> **GIVEN DATA**:
--- start ---

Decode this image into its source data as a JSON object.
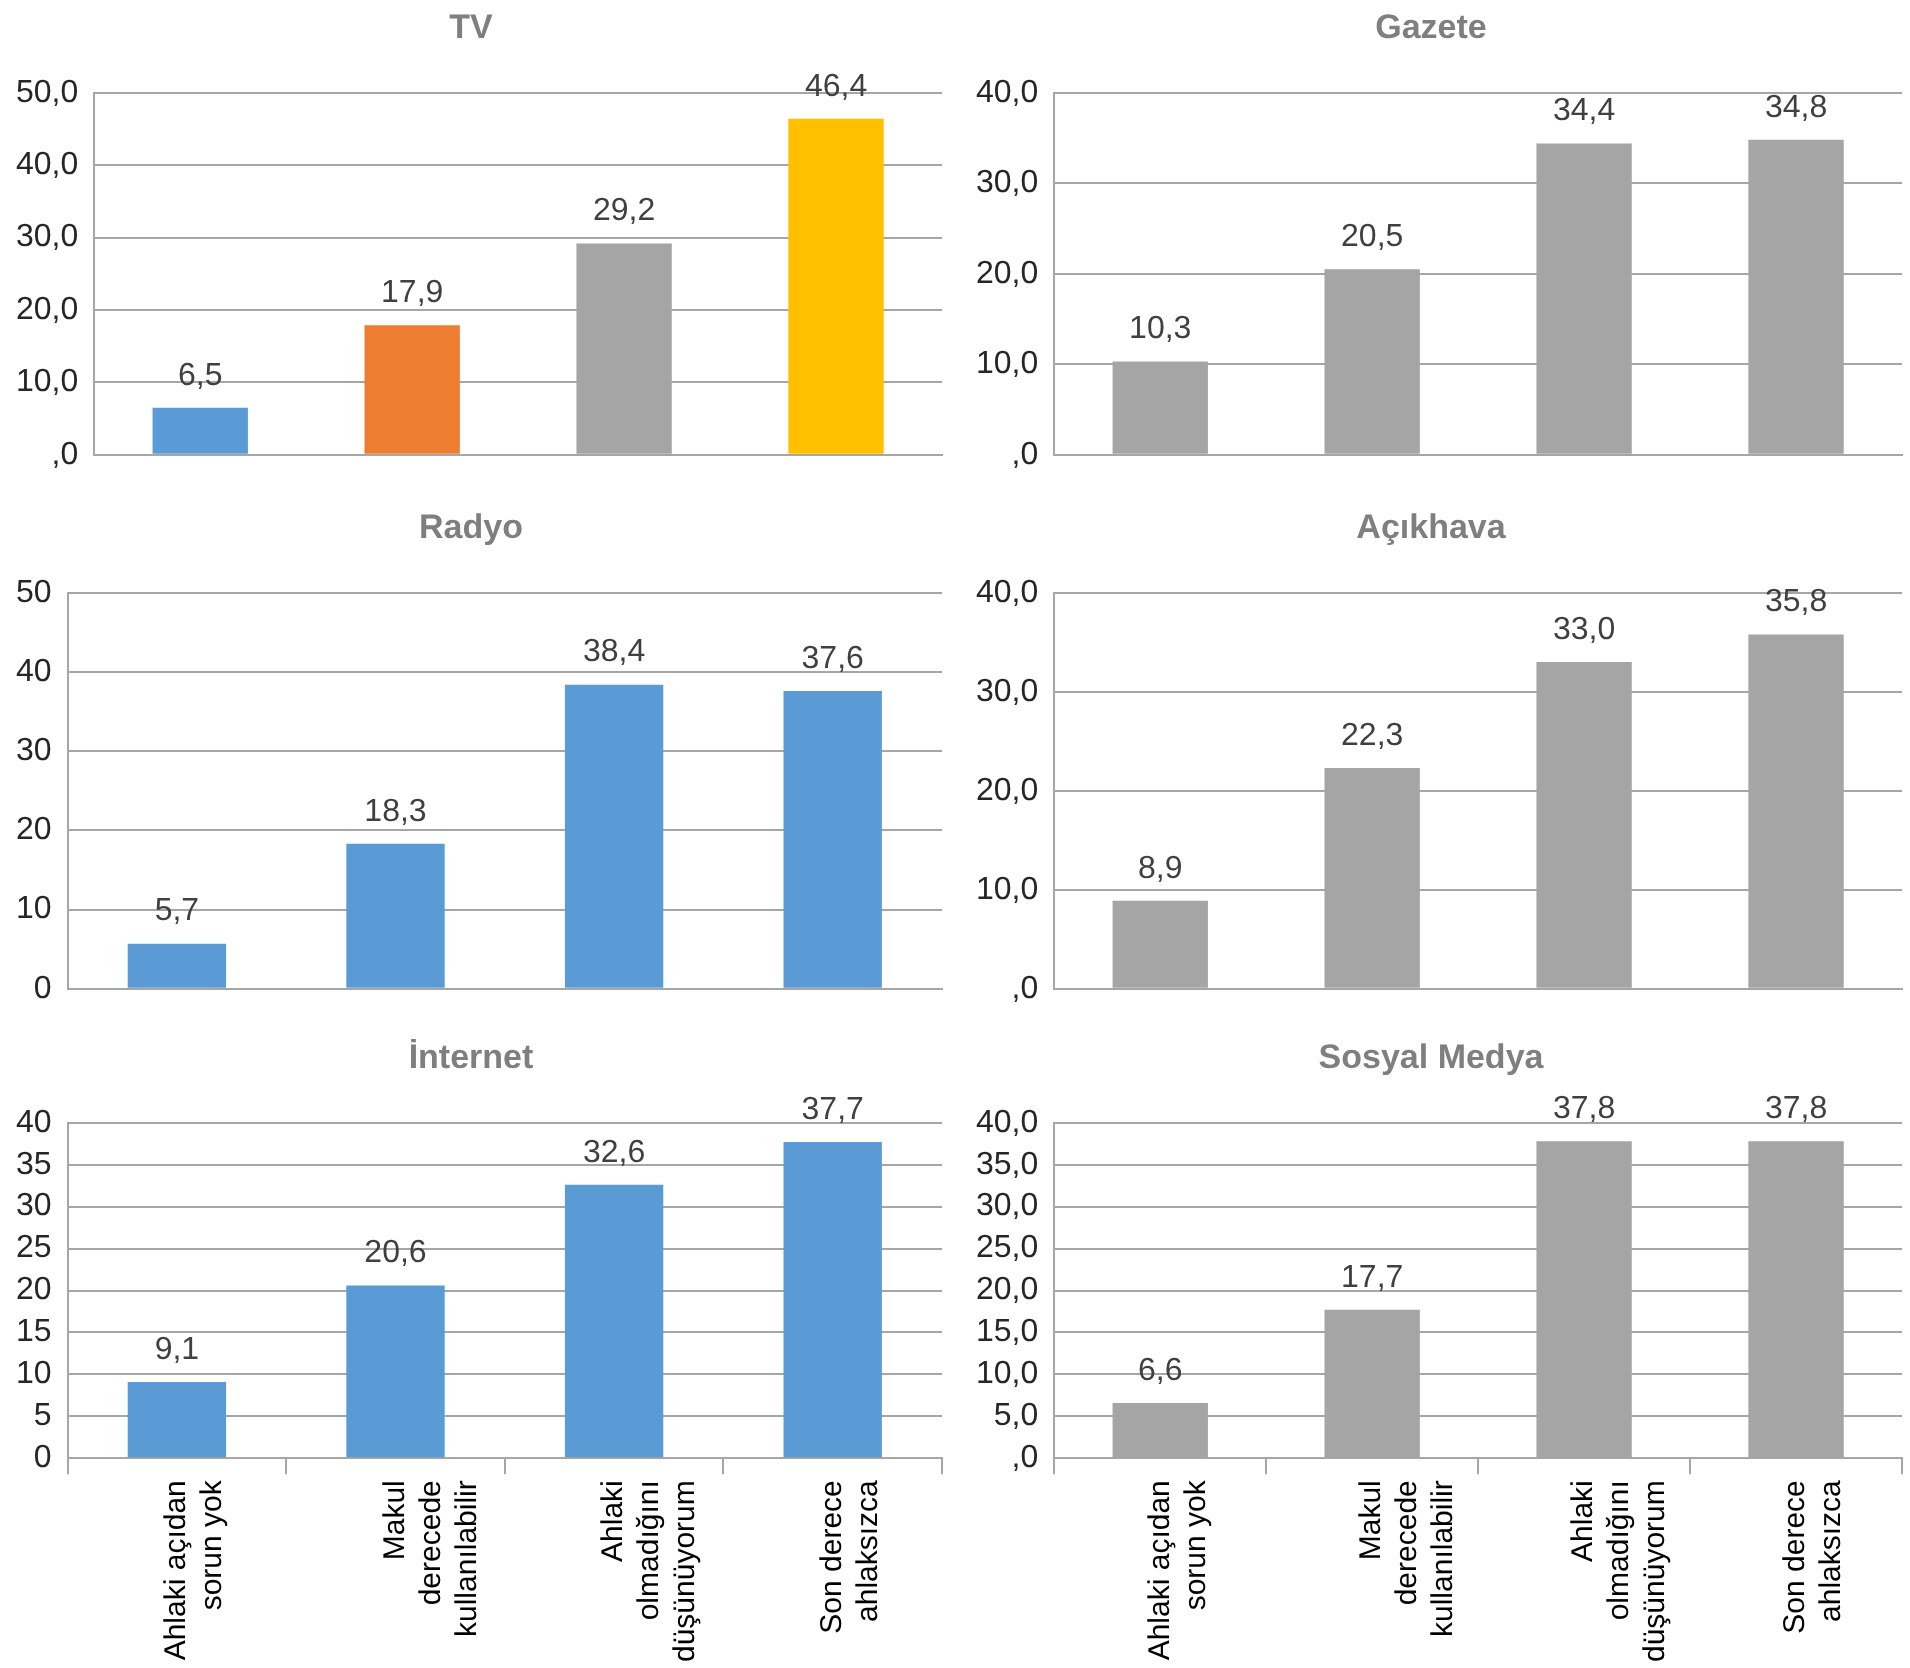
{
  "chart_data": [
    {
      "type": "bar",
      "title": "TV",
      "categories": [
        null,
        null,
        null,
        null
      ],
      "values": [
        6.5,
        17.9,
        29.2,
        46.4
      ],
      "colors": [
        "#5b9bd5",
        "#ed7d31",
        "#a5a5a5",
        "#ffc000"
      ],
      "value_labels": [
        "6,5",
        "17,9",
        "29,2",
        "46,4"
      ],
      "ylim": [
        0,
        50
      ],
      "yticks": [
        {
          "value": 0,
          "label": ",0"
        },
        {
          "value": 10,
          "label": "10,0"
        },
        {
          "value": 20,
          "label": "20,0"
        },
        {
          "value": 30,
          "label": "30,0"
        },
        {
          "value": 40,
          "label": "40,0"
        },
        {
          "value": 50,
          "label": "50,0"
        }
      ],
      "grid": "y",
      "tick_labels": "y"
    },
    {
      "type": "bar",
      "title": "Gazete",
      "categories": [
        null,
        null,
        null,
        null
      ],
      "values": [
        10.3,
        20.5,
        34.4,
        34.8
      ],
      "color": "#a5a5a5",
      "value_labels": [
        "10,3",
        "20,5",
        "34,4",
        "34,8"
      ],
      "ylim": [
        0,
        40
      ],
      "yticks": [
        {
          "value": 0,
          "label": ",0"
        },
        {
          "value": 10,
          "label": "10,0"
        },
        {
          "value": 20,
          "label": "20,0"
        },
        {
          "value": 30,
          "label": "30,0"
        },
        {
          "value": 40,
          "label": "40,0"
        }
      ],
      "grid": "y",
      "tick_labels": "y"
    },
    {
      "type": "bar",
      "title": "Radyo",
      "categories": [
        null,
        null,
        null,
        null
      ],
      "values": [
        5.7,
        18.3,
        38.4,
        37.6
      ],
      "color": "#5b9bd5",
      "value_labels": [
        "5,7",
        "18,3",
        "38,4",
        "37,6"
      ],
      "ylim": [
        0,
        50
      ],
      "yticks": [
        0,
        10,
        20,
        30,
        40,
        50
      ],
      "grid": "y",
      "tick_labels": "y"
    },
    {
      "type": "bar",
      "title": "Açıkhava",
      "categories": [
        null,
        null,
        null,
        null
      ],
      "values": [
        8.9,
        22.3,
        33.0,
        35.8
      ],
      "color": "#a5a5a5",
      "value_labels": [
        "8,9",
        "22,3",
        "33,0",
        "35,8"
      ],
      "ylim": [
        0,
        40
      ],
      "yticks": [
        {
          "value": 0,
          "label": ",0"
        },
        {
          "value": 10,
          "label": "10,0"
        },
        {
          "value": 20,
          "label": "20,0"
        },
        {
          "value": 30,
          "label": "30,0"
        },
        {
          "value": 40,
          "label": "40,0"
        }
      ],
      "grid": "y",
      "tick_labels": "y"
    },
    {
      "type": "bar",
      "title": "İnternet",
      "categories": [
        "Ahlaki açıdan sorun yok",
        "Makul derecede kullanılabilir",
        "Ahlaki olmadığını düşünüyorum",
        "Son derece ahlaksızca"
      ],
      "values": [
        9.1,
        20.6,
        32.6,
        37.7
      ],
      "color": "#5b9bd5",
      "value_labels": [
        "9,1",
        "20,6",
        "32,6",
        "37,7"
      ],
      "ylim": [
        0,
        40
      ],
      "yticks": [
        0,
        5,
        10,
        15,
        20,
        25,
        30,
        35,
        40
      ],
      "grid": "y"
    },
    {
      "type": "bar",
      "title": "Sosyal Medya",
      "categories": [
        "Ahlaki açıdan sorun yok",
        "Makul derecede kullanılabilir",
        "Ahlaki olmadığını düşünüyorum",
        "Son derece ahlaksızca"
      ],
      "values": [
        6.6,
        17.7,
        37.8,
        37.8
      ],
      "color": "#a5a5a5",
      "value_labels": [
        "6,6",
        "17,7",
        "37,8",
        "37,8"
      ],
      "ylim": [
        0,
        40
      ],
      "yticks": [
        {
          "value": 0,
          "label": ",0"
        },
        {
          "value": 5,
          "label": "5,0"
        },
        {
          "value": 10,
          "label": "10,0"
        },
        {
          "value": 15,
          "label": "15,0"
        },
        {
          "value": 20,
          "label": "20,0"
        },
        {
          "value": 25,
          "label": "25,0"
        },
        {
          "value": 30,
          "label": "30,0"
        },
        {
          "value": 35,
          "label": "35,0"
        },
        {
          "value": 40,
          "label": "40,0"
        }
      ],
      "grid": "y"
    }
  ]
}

--- end ---
--- start ---

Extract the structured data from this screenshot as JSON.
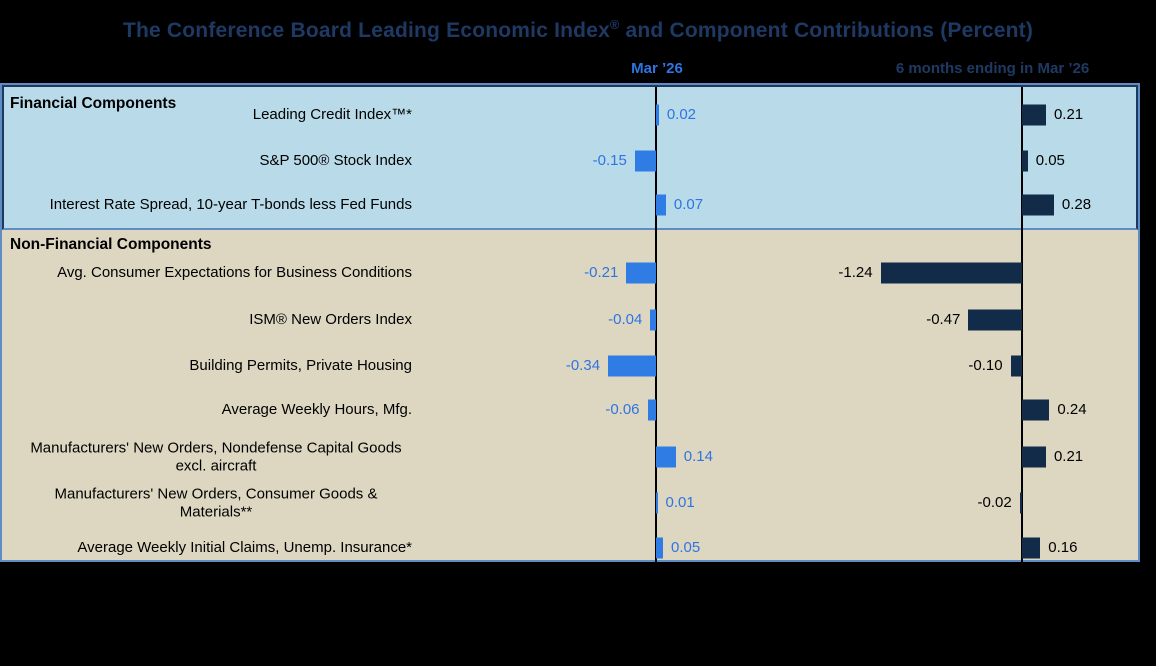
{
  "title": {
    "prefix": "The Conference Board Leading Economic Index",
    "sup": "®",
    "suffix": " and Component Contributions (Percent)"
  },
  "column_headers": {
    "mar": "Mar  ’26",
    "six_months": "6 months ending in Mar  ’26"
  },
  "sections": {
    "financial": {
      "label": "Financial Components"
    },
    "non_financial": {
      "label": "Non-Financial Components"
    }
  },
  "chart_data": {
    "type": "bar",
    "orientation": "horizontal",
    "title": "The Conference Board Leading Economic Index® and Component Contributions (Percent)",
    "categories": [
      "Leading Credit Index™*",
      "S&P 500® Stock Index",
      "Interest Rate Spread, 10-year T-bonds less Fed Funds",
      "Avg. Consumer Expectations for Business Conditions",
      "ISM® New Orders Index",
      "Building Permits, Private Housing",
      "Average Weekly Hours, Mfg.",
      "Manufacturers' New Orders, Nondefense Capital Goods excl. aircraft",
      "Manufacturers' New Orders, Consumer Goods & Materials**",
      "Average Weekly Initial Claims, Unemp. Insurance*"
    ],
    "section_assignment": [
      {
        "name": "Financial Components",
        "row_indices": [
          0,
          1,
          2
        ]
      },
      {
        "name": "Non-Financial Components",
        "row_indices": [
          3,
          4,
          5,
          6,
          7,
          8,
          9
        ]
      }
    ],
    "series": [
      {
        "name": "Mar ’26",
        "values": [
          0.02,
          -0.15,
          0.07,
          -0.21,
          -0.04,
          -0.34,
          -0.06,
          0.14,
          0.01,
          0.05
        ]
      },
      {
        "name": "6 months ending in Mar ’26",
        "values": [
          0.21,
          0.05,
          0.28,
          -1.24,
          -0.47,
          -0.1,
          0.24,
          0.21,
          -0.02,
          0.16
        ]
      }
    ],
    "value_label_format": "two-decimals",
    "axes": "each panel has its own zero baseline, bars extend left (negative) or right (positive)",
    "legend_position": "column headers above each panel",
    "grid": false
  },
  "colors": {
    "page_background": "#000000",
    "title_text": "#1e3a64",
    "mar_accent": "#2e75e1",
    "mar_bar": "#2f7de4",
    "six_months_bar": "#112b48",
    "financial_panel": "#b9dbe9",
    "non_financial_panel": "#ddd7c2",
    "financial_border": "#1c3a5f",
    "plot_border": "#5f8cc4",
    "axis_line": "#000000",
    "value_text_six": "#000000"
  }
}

--- end ---

> **WHAT YOU NEED TO DO**:
Return each line with "Consumer".

> **SOLVED PROBLEM**:
      "Avg. Consumer Expectations for Business Conditions",
      "Manufacturers' New Orders, Consumer Goods & Materials**",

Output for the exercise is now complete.